══ MATERIAL SUPPLIED ══
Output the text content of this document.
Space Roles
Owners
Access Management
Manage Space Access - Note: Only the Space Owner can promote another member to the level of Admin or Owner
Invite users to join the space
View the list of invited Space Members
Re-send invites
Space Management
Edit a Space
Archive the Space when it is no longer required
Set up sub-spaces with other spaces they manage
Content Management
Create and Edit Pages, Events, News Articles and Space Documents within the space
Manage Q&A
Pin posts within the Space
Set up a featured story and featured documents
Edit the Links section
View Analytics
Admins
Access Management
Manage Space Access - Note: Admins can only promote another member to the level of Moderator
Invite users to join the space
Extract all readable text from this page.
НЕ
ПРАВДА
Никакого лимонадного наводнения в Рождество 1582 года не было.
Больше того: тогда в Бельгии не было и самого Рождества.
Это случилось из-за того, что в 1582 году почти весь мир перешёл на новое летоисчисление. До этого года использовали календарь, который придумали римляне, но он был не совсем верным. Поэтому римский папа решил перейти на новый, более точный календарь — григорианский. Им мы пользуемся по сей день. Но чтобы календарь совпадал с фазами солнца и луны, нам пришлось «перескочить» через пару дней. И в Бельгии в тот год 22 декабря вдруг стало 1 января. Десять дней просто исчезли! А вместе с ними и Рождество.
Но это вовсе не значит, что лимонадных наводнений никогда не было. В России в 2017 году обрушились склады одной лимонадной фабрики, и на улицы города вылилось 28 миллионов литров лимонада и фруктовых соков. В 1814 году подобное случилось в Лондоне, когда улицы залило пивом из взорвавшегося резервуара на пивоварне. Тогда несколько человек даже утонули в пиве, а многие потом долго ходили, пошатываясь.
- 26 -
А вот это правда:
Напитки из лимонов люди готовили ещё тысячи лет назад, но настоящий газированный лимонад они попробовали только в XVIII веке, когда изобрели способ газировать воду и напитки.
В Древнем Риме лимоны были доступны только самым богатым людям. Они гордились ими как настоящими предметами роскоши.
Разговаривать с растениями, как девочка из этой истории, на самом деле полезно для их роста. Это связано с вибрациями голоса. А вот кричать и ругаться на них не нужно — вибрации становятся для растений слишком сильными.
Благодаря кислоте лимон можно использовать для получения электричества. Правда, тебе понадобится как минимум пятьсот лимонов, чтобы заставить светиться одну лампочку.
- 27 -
═══
Extract from the material all lines containing the string "того".

Больше того: тогда в Бельгии не было и самого Рождества.
Это случилось из-за того, что в 1582 году почти весь мир перешёл на новое летоисчисление. До этого года использовали календарь, который придумали римляне, но он был не совсем верным. Поэтому римский папа решил перейти на новый, более точный календарь — григорианский. Им мы пользуемся по сей день. Но чтобы календарь совпадал с фазами солнца и луны, нам пришлось «перескочить» через пару дней. И в Бельгии в тот год 22 декабря вдруг стало 1 января. Десять дней просто исчезли! А вместе с ними и Рождество.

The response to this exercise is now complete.